**PROMPT:**
Search the listing for the string "emoji" and copy every line that contains it.

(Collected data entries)
#####
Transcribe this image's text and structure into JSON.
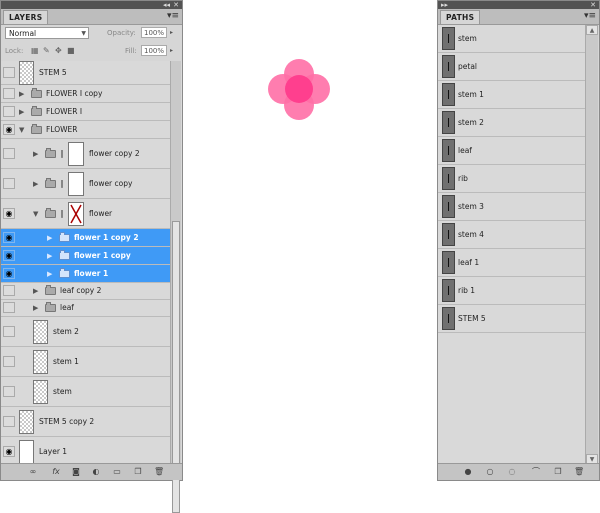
{
  "layers_panel": {
    "tab": "LAYERS",
    "blend_mode": "Normal",
    "opacity_label": "Opacity:",
    "opacity_value": "100%",
    "lock_label": "Lock:",
    "fill_label": "Fill:",
    "fill_value": "100%",
    "rows": [
      {
        "name": "STEM 5",
        "visible": false,
        "type": "pixel-checker",
        "indent": 0
      },
      {
        "name": "FLOWER I copy",
        "visible": false,
        "type": "group",
        "expanded": false,
        "indent": 0
      },
      {
        "name": "FLOWER I",
        "visible": false,
        "type": "group",
        "expanded": false,
        "indent": 0
      },
      {
        "name": "FLOWER",
        "visible": true,
        "type": "group",
        "expanded": true,
        "indent": 0
      },
      {
        "name": "flower copy 2",
        "visible": false,
        "type": "group-masked",
        "expanded": false,
        "indent": 1
      },
      {
        "name": "flower copy",
        "visible": false,
        "type": "group-masked",
        "expanded": false,
        "indent": 1
      },
      {
        "name": "flower",
        "visible": true,
        "type": "group-masked-x",
        "expanded": true,
        "indent": 1
      },
      {
        "name": "flower 1 copy 2",
        "visible": true,
        "type": "group",
        "expanded": false,
        "indent": 2,
        "selected": true
      },
      {
        "name": "flower 1 copy",
        "visible": true,
        "type": "group",
        "expanded": false,
        "indent": 2,
        "selected": true
      },
      {
        "name": "flower 1",
        "visible": true,
        "type": "group",
        "expanded": false,
        "indent": 2,
        "selected": true
      },
      {
        "name": "leaf copy 2",
        "visible": false,
        "type": "group",
        "expanded": false,
        "indent": 1
      },
      {
        "name": "leaf",
        "visible": false,
        "type": "group",
        "expanded": false,
        "indent": 1
      },
      {
        "name": "stem 2",
        "visible": false,
        "type": "pixel-checker",
        "indent": 1
      },
      {
        "name": "stem 1",
        "visible": false,
        "type": "pixel-checker",
        "indent": 1
      },
      {
        "name": "stem",
        "visible": false,
        "type": "pixel-checker",
        "indent": 1
      },
      {
        "name": "STEM 5 copy 2",
        "visible": false,
        "type": "pixel-checker",
        "indent": 0
      },
      {
        "name": "Layer 1",
        "visible": true,
        "type": "pixel-white",
        "indent": 0
      }
    ],
    "footer_icons": [
      "link-icon",
      "fx-icon",
      "mask-icon",
      "adjustment-icon",
      "new-group-icon",
      "new-layer-icon",
      "trash-icon"
    ]
  },
  "paths_panel": {
    "tab": "PATHS",
    "rows": [
      "stem",
      "petal",
      "stem 1",
      "stem 2",
      "leaf",
      "rib",
      "stem 3",
      "stem 4",
      "leaf 1",
      "rib 1",
      "STEM 5"
    ],
    "footer_icons": [
      "fill-path-icon",
      "stroke-path-icon",
      "load-selection-icon",
      "make-path-icon",
      "new-path-icon",
      "trash-icon"
    ]
  },
  "colors": {
    "selection": "#3f9af6",
    "flower_pink": "#ff6fa6",
    "flower_magenta": "#ff3f8e"
  }
}
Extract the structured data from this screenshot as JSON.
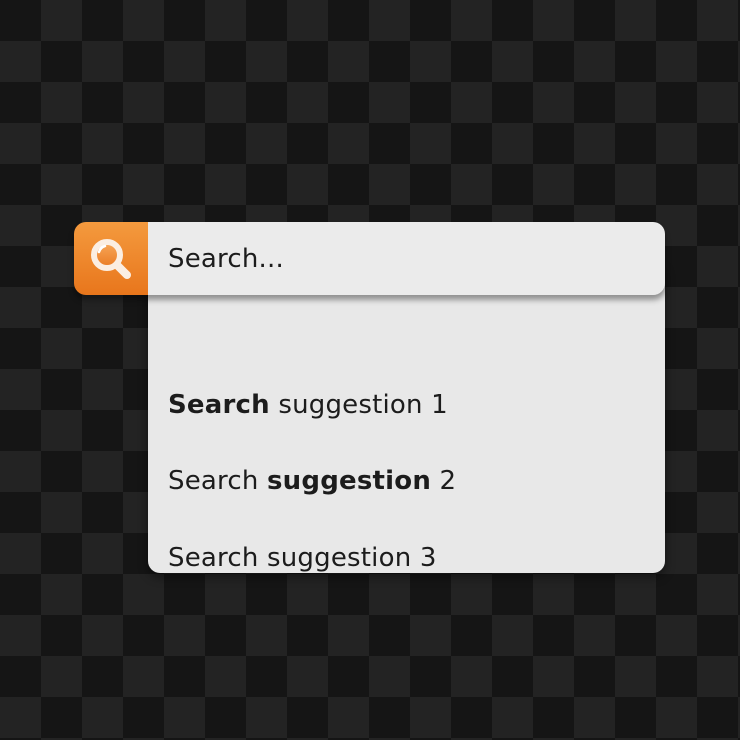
{
  "search": {
    "placeholder": "Search...",
    "icon": "search-icon",
    "accent_color": "#ee8022"
  },
  "suggestions": [
    {
      "bold": "Search",
      "rest": " suggestion 1"
    },
    {
      "prefix": "Search ",
      "bold": "suggestion",
      "suffix": " 2"
    },
    {
      "text": "Search suggestion 3"
    }
  ]
}
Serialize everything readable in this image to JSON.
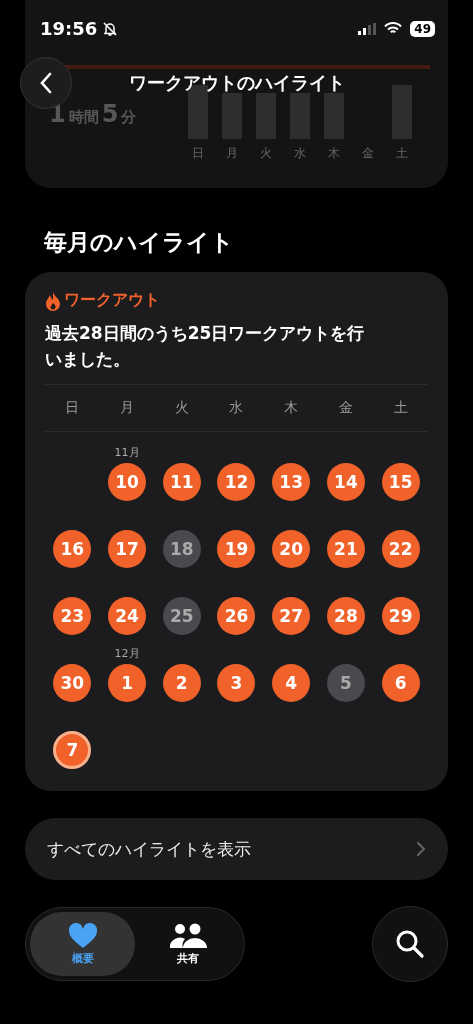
{
  "status_bar": {
    "time": "19:56",
    "battery": "49"
  },
  "nav": {
    "title": "ワークアウトのハイライト"
  },
  "summary_card": {
    "duration": [
      {
        "kind": "number",
        "text": "1"
      },
      {
        "kind": "unit",
        "text": "時間"
      },
      {
        "kind": "number",
        "text": "5"
      },
      {
        "kind": "unit",
        "text": "分"
      }
    ],
    "weekdays": [
      "日",
      "月",
      "火",
      "水",
      "木",
      "金",
      "土"
    ]
  },
  "section_title": "毎月のハイライト",
  "highlight_card": {
    "category": "ワークアウト",
    "summary": "過去28日間のうち25日ワークアウトを行いました。",
    "weekdays": [
      "日",
      "月",
      "火",
      "水",
      "木",
      "金",
      "土"
    ],
    "weeks": [
      [
        {
          "kind": "blank"
        },
        {
          "kind": "done",
          "day": "10",
          "month": "11月"
        },
        {
          "kind": "done",
          "day": "11"
        },
        {
          "kind": "done",
          "day": "12"
        },
        {
          "kind": "done",
          "day": "13"
        },
        {
          "kind": "done",
          "day": "14"
        },
        {
          "kind": "done",
          "day": "15"
        }
      ],
      [
        {
          "kind": "done",
          "day": "16"
        },
        {
          "kind": "done",
          "day": "17"
        },
        {
          "kind": "missed",
          "day": "18"
        },
        {
          "kind": "done",
          "day": "19"
        },
        {
          "kind": "done",
          "day": "20"
        },
        {
          "kind": "done",
          "day": "21"
        },
        {
          "kind": "done",
          "day": "22"
        }
      ],
      [
        {
          "kind": "done",
          "day": "23"
        },
        {
          "kind": "done",
          "day": "24"
        },
        {
          "kind": "missed",
          "day": "25"
        },
        {
          "kind": "done",
          "day": "26"
        },
        {
          "kind": "done",
          "day": "27"
        },
        {
          "kind": "done",
          "day": "28"
        },
        {
          "kind": "done",
          "day": "29"
        }
      ],
      [
        {
          "kind": "done",
          "day": "30"
        },
        {
          "kind": "done",
          "day": "1",
          "month": "12月"
        },
        {
          "kind": "done",
          "day": "2"
        },
        {
          "kind": "done",
          "day": "3"
        },
        {
          "kind": "done",
          "day": "4"
        },
        {
          "kind": "missed",
          "day": "5"
        },
        {
          "kind": "done",
          "day": "6"
        }
      ],
      [
        {
          "kind": "today",
          "day": "7"
        }
      ]
    ]
  },
  "show_all": "すべてのハイライトを表示",
  "tabs": [
    {
      "label": "概要",
      "selected": true
    },
    {
      "label": "共有",
      "selected": false
    }
  ]
}
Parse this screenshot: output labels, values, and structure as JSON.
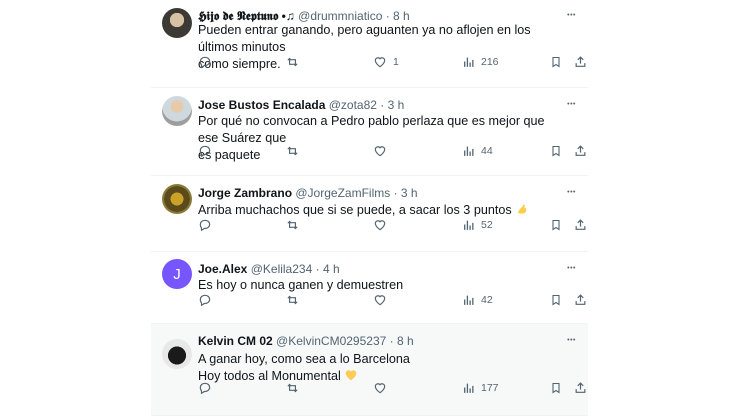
{
  "tweets": [
    {
      "name": "𝕳𝖎𝖏𝖔 𝖉𝖊 𝕹𝖊𝖕𝖙𝖚𝖓𝖔 •♫",
      "handle": "@drummniatico",
      "time": "8 h",
      "text": "Pueden entrar ganando, pero aguanten ya no aflojen en los últimos minutos\ncomo siempre.",
      "replies": "",
      "retweets": "",
      "likes": "1",
      "views": "216",
      "avatar_icon": "avatar-photo"
    },
    {
      "name": "Jose Bustos Encalada",
      "handle": "@zota82",
      "time": "3 h",
      "text": "Por qué no convocan a Pedro pablo perlaza que es mejor que ese Suárez que\nes paquete",
      "replies": "",
      "retweets": "",
      "likes": "",
      "views": "44",
      "avatar_icon": "avatar-photo"
    },
    {
      "name": "Jorge Zambrano",
      "handle": "@JorgeZamFilms",
      "time": "3 h",
      "text": "Arriba muchachos que si se puede, a sacar los 3 puntos",
      "emoji": "flexed-biceps-emoji",
      "replies": "",
      "retweets": "",
      "likes": "",
      "views": "52",
      "avatar_icon": "avatar-photo"
    },
    {
      "name": "Joe.Alex",
      "handle": "@Kelila234",
      "time": "4 h",
      "text": "Es hoy o nunca ganen y demuestren",
      "replies": "",
      "retweets": "",
      "likes": "",
      "views": "42",
      "avatar_letter": "J",
      "avatar_color": "#7856ff"
    },
    {
      "name": "Kelvin CM 02",
      "handle": "@KelvinCM0295237",
      "time": "8 h",
      "text": "A ganar hoy, como sea a lo Barcelona\nHoy todos al Monumental",
      "emoji": "yellow-heart-emoji",
      "replies": "",
      "retweets": "",
      "likes": "",
      "views": "177",
      "avatar_icon": "avatar-photo"
    }
  ],
  "colors": {
    "text": "#0f1419",
    "secondary": "#536471",
    "divider": "#eff3f4",
    "highlight": "#f7f9f9"
  }
}
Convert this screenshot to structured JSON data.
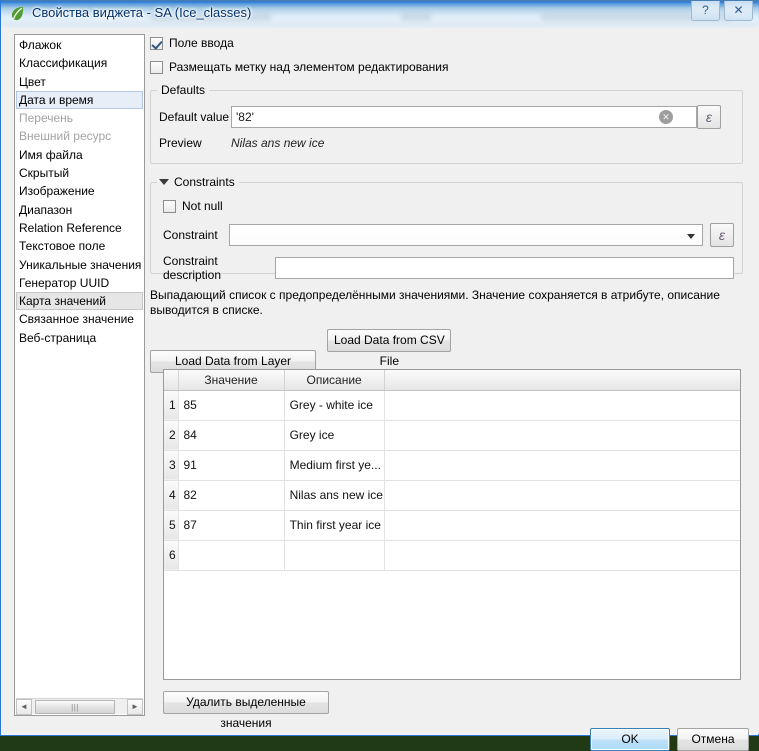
{
  "window": {
    "title": "Свойства виджета - SA (Ice_classes)",
    "app_icon": "qgis-leaf-icon",
    "help_glyph": "?",
    "close_glyph": "✕",
    "accent": "#2b77d4"
  },
  "sidebar": {
    "items": [
      {
        "label": "Флажок",
        "state": "normal"
      },
      {
        "label": "Классификация",
        "state": "normal"
      },
      {
        "label": "Цвет",
        "state": "normal"
      },
      {
        "label": "Дата и время",
        "state": "selected-active"
      },
      {
        "label": "Перечень",
        "state": "disabled"
      },
      {
        "label": "Внешний ресурс",
        "state": "disabled"
      },
      {
        "label": "Имя файла",
        "state": "normal"
      },
      {
        "label": "Скрытый",
        "state": "normal"
      },
      {
        "label": "Изображение",
        "state": "normal"
      },
      {
        "label": "Диапазон",
        "state": "normal"
      },
      {
        "label": "Relation Reference",
        "state": "normal"
      },
      {
        "label": "Текстовое поле",
        "state": "normal"
      },
      {
        "label": "Уникальные значения",
        "state": "normal"
      },
      {
        "label": "Генератор UUID",
        "state": "normal"
      },
      {
        "label": "Карта значений",
        "state": "selected-inactive"
      },
      {
        "label": "Связанное значение",
        "state": "normal"
      },
      {
        "label": "Веб-страница",
        "state": "normal"
      }
    ],
    "scrollbar": {
      "left_arrow": "◄",
      "right_arrow": "►",
      "grip": "|||"
    }
  },
  "options": {
    "editable_label": "Поле ввода",
    "editable_checked": true,
    "label_on_top_label": "Размещать метку над элементом редактирования",
    "label_on_top_checked": false
  },
  "defaults": {
    "group_title": "Defaults",
    "default_value_label": "Default value",
    "default_value": "'82'",
    "default_value_placeholder": "",
    "clear_icon": "✕",
    "expression_icon": "ε",
    "preview_label": "Preview",
    "preview_value": "Nilas ans new ice"
  },
  "constraints": {
    "group_title": "Constraints",
    "collapse_icon": "triangle-down-icon",
    "not_null_label": "Not null",
    "not_null_checked": false,
    "constraint_label": "Constraint",
    "constraint_value": "",
    "constraint_expression_icon": "ε",
    "constraint_desc_label": "Constraint description",
    "constraint_desc_value": ""
  },
  "valuemap": {
    "description": "Выпадающий список с предопределёнными значениями. Значение сохраняется в атрибуте, описание выводится в списке.",
    "load_layer_button": "Load Data from Layer",
    "load_csv_button": "Load Data from CSV File",
    "columns": [
      "Значение",
      "Описание",
      ""
    ],
    "rows": [
      {
        "n": "1",
        "value": "85",
        "description": "Grey - white ice"
      },
      {
        "n": "2",
        "value": "84",
        "description": "Grey ice"
      },
      {
        "n": "3",
        "value": "91",
        "description": "Medium first ye..."
      },
      {
        "n": "4",
        "value": "82",
        "description": "Nilas ans new ice"
      },
      {
        "n": "5",
        "value": "87",
        "description": "Thin first year ice"
      },
      {
        "n": "6",
        "value": "",
        "description": ""
      }
    ],
    "delete_button": "Удалить выделенные значения"
  },
  "footer": {
    "ok_label": "OK",
    "cancel_label": "Отмена"
  }
}
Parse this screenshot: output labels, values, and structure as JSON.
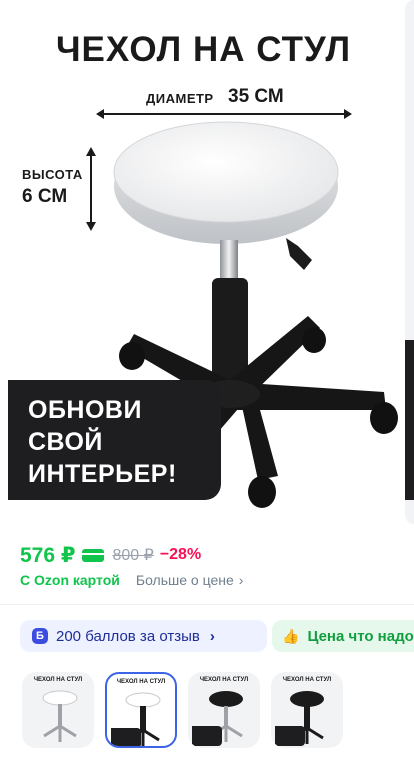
{
  "hero": {
    "title": "ЧЕХОЛ НА СТУЛ",
    "diameter_label": "ДИАМЕТР",
    "diameter_value": "35 СМ",
    "height_label": "ВЫСОТА",
    "height_value": "6 СМ",
    "promo_lines": [
      "ОБНОВИ",
      "СВОЙ",
      "ИНТЕРЬЕР!"
    ]
  },
  "price": {
    "current": "576 ₽",
    "old": "800 ₽",
    "discount": "−28%",
    "ozon_card": "С Ozon картой",
    "more": "Больше о цене"
  },
  "chips": {
    "bonus_icon": "Б",
    "bonus_text": "200 баллов за отзыв",
    "guarantee_text": "Цена что надо"
  },
  "thumbnails": [
    {
      "title": "ЧЕХОЛ НА СТУЛ",
      "seat": "white-seat"
    },
    {
      "title": "ЧЕХОЛ НА СТУЛ",
      "seat": "white-seat",
      "active": true
    },
    {
      "title": "ЧЕХОЛ НА СТУЛ",
      "seat": "black-seat"
    },
    {
      "title": "ЧЕХОЛ НА СТУЛ",
      "seat": "black-seat"
    }
  ],
  "colors": {
    "price_green": "#10c44c",
    "discount_red": "#f91155",
    "bonus_blue": "#3d4de0",
    "active_border": "#3d63e6"
  }
}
#####
**TASK ANSWER:**
      "emoji": "flexed-biceps-emoji",
      "emoji": "yellow-heart-emoji",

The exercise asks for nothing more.